-- start --

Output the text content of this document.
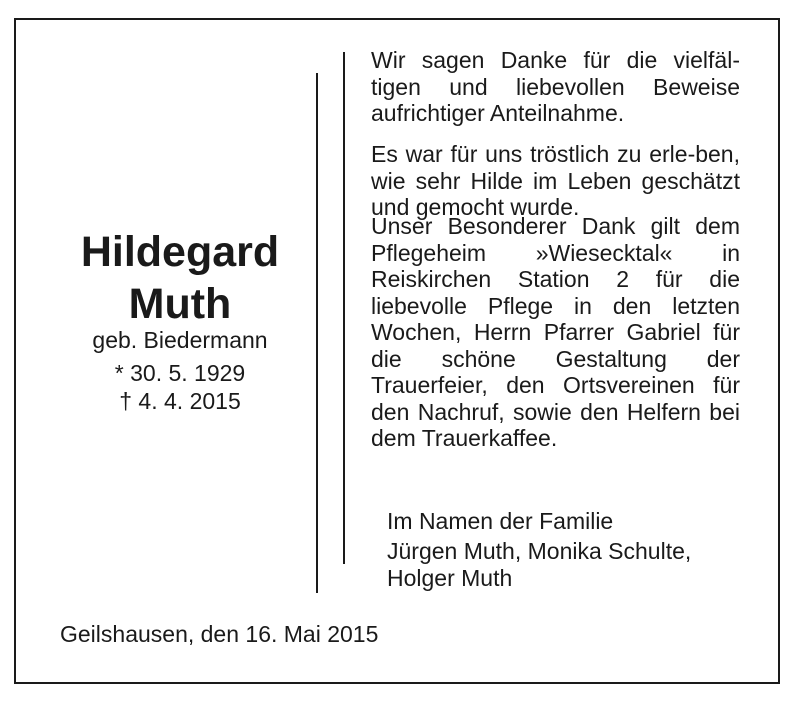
Hildegard
Muth
geb. Biedermann
* 30. 5. 1929
† 4. 4. 2015

Wir sagen Danke für die vielfäl-tigen und liebevollen Beweise aufrichtiger Anteilnahme.

Es war für uns tröstlich zu erle-ben, wie sehr Hilde im Leben geschätzt und gemocht wurde.

Unser Besonderer Dank gilt dem Pflegeheim »Wiesecktal« in Reiskirchen Station 2 für die liebevolle Pflege in den letzten Wochen, Herrn Pfarrer Gabriel für die schöne Gestaltung der Trauerfeier, den Ortsvereinen für den Nachruf, sowie den Helfern bei dem Trauerkaffee.

Im Namen der Familie
Jürgen Muth, Monika Schulte,
Holger Muth
Geilshausen, den 16. Mai 2015
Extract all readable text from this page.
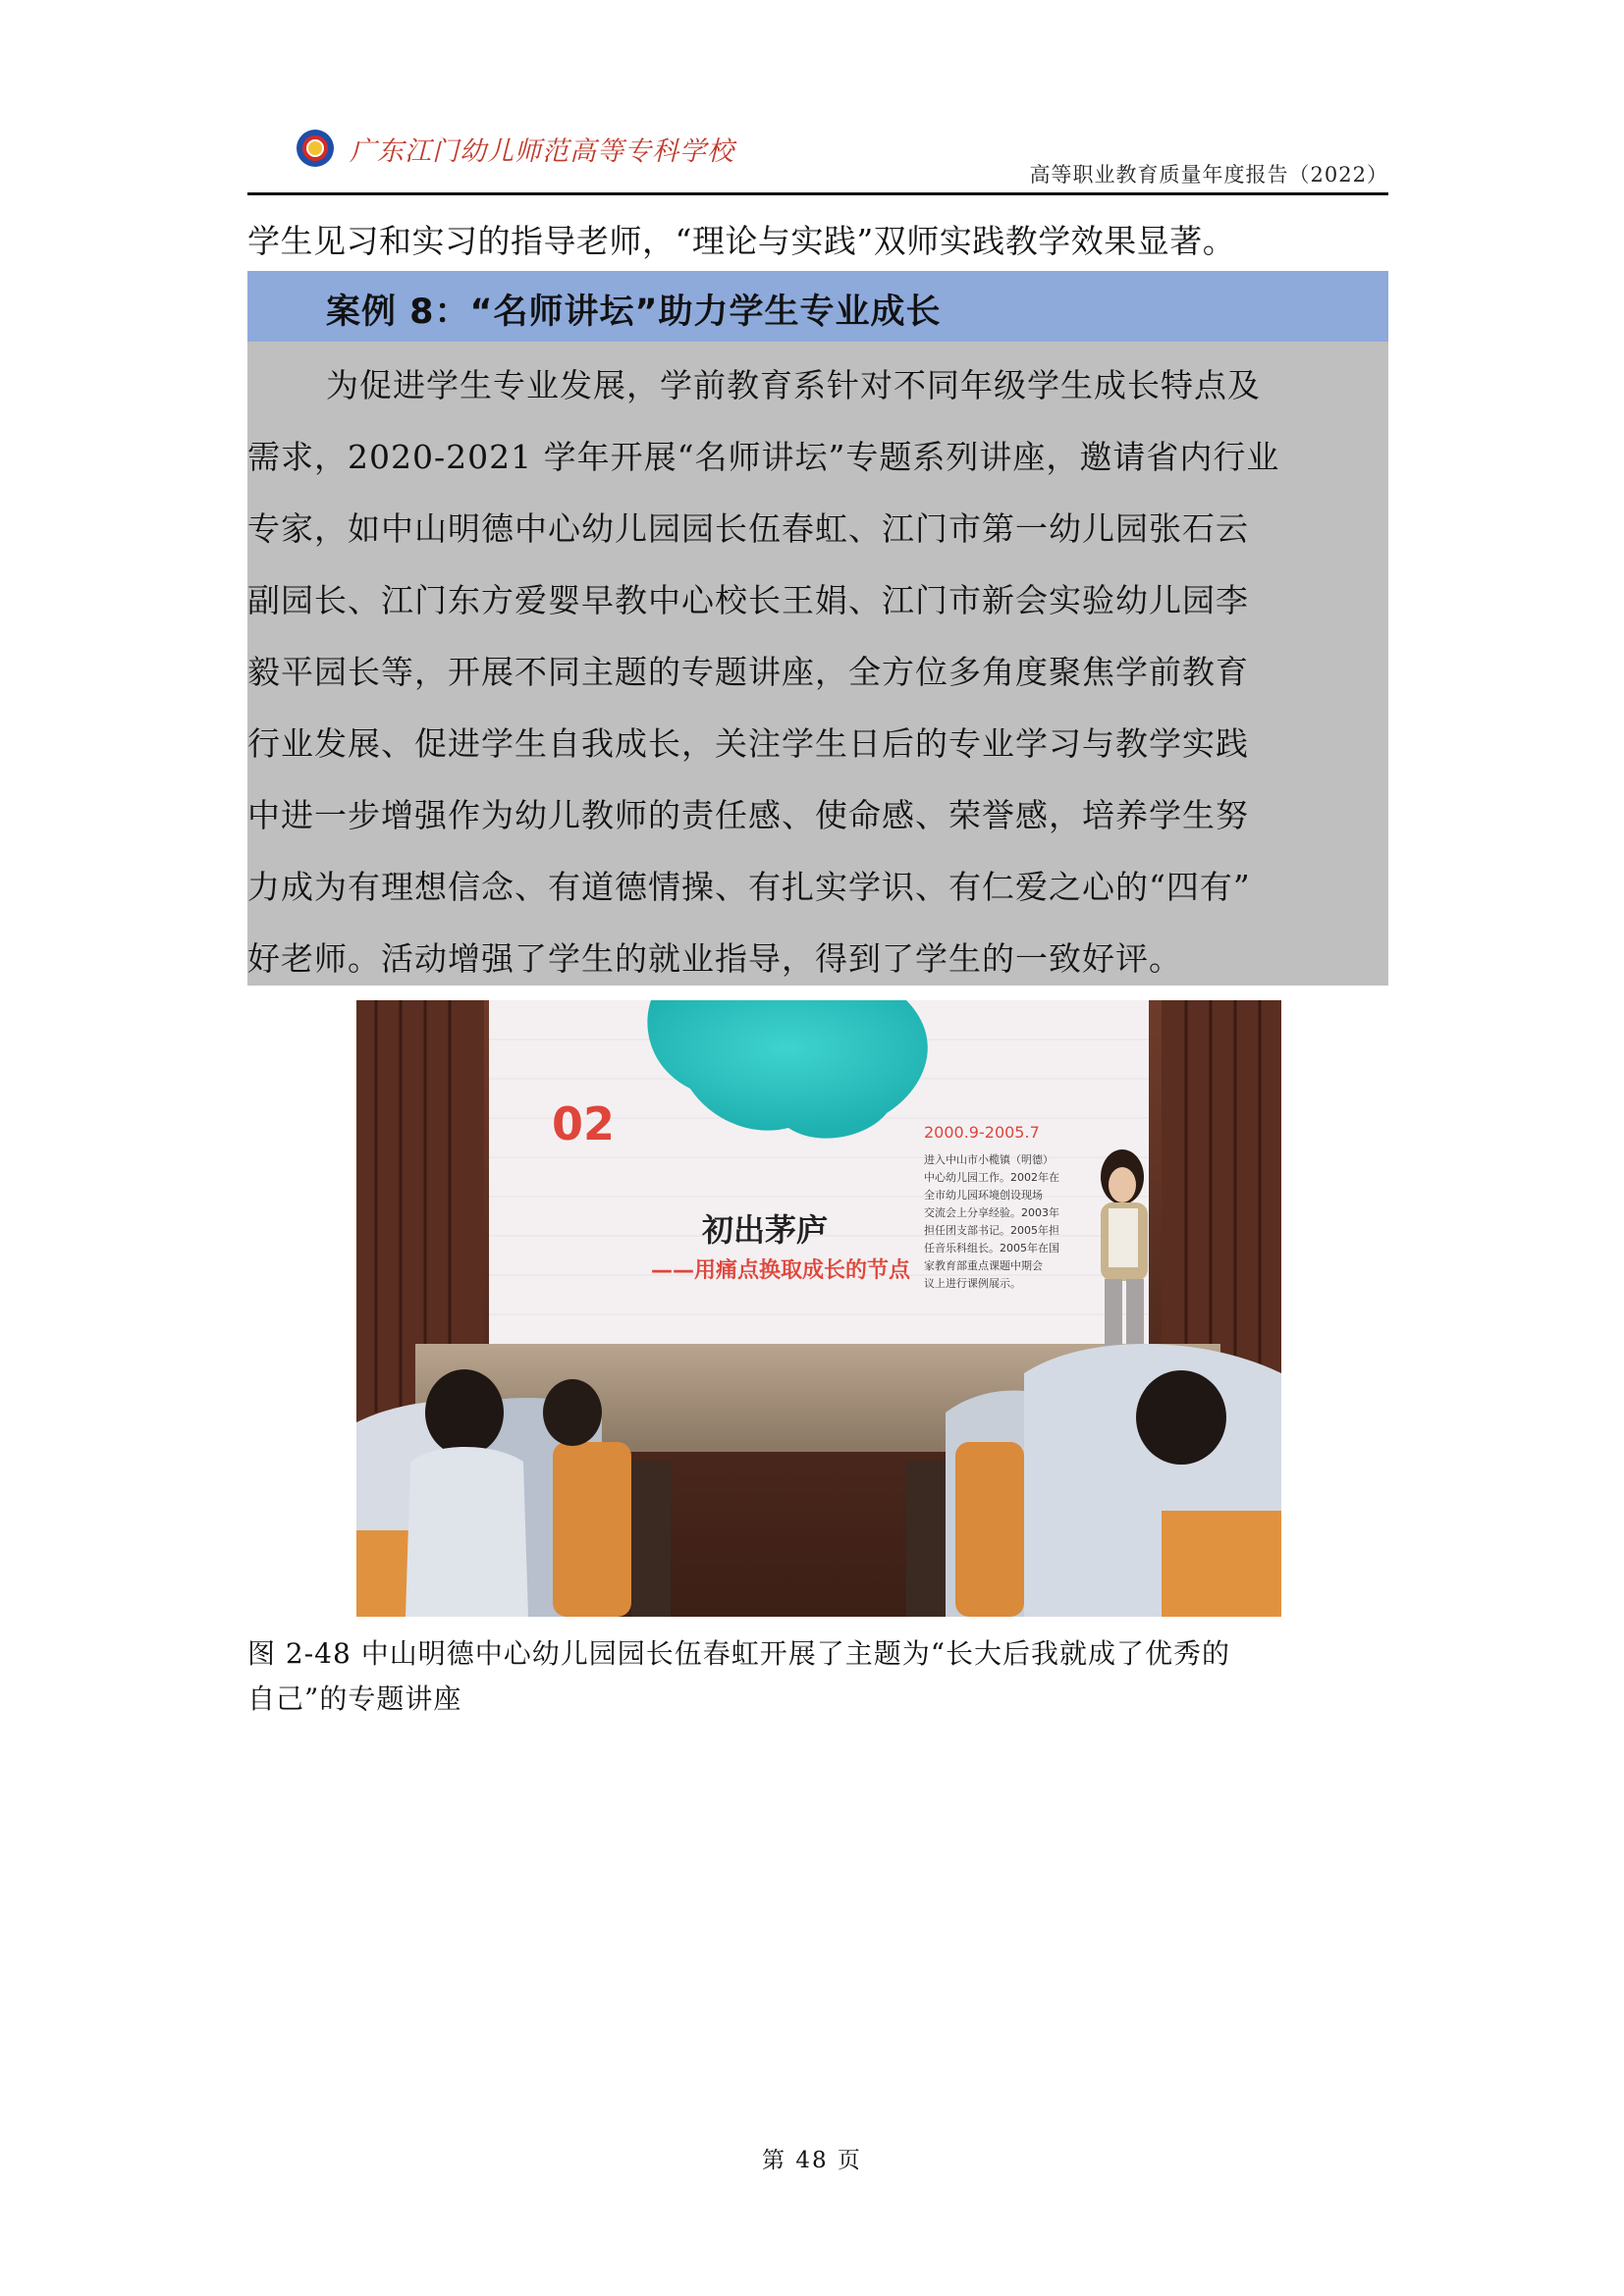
广东江门幼儿师范高等专科学校
高等职业教育质量年度报告（2022）
学生见习和实习的指导老师，“理论与实践”双师实践教学效果显著。
案例 8：“名师讲坛”助力学生专业成长
为促进学生专业发展，学前教育系针对不同年级学生成长特点及
需求，2020-2021 学年开展“名师讲坛”专题系列讲座，邀请省内行业
专家，如中山明德中心幼儿园园长伍春虹、江门市第一幼儿园张石云
副园长、江门东方爱婴早教中心校长王娟、江门市新会实验幼儿园李
毅平园长等，开展不同主题的专题讲座，全方位多角度聚焦学前教育
行业发展、促进学生自我成长，关注学生日后的专业学习与教学实践
中进一步增强作为幼儿教师的责任感、使命感、荣誉感，培养学生努
力成为有理想信念、有道德情操、有扎实学识、有仁爱之心的“四有”
好老师。活动增强了学生的就业指导，得到了学生的一致好评。
02
初出茅庐
——用痛点换取成长的节点
2000.9-2005.7
进入中山市小榄镇（明德）
中心幼儿园工作。2002年在
全市幼儿园环境创设现场
交流会上分享经验。2003年
担任团支部书记。2005年担
任音乐科组长。2005年在国
家教育部重点课题中期会
议上进行课例展示。
图 2-48 中山明德中心幼儿园园长伍春虹开展了主题为“长大后我就成了优秀的
自己”的专题讲座
第 48 页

-- end --

- [Goal]: The string "this" may appear in lines of the listing above; tally those lines and give the number only.

- [Response]: 2